Start of GIVEN INFORMATION
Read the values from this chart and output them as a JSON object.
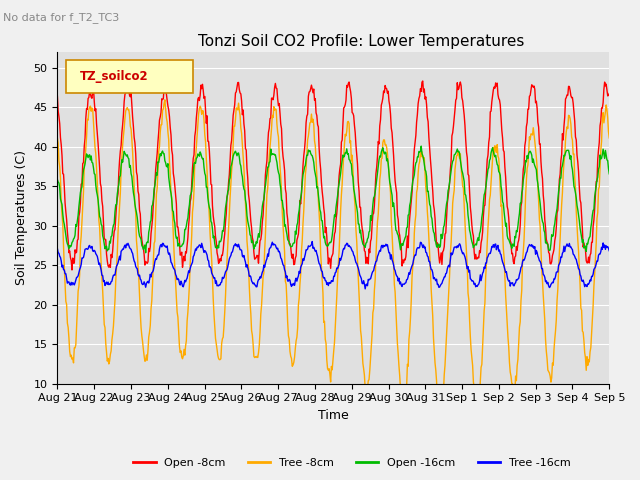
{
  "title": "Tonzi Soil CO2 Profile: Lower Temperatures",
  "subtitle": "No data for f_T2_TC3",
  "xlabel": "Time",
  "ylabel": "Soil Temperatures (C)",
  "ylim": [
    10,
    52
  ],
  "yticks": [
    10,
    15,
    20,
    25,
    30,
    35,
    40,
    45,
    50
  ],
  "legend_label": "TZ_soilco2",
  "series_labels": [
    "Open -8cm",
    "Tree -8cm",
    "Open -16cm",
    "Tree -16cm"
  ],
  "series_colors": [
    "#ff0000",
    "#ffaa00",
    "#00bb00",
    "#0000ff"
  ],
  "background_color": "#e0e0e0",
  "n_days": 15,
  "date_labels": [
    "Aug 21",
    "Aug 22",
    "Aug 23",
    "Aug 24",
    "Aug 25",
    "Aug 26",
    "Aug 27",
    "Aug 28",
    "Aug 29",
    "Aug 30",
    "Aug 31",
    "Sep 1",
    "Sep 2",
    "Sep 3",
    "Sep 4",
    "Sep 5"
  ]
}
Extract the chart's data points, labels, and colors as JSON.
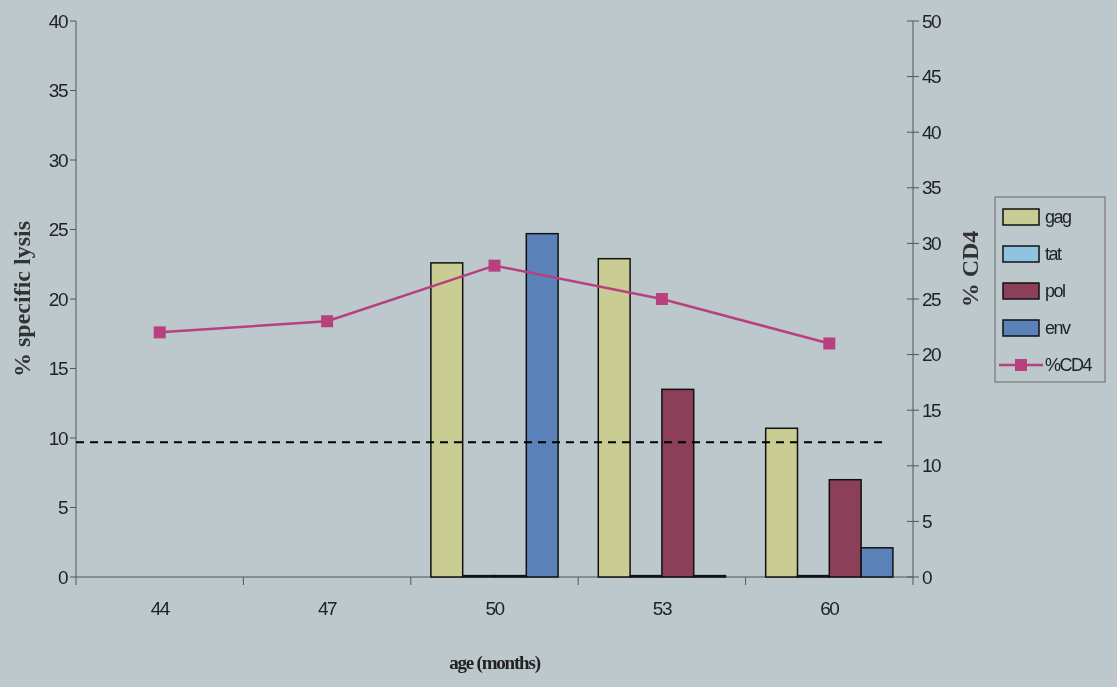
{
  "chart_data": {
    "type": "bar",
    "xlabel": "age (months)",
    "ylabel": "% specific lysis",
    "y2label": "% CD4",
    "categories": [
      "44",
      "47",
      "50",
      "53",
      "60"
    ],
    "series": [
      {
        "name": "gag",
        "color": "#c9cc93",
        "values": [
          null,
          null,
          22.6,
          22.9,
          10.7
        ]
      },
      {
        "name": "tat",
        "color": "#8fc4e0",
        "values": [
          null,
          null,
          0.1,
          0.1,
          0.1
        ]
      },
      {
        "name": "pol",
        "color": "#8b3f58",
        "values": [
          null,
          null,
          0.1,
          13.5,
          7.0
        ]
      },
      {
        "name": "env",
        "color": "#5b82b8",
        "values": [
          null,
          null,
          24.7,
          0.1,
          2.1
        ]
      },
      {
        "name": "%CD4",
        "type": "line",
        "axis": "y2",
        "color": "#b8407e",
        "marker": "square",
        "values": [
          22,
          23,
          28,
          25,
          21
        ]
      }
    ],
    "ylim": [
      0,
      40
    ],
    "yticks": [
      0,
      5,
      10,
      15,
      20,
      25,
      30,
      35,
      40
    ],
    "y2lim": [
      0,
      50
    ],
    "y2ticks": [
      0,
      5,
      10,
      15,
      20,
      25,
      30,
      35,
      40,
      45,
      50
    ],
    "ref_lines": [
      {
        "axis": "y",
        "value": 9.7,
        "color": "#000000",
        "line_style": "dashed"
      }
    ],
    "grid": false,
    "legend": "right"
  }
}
End of GIVEN INFORMATION
▶ **OBJECTIVE**:
Show every line that contains the word "JSON".

▶ **REPLY**:
Read the values from this chart and output them as a JSON object.
Extract the chart's data points, labels, and colors as JSON.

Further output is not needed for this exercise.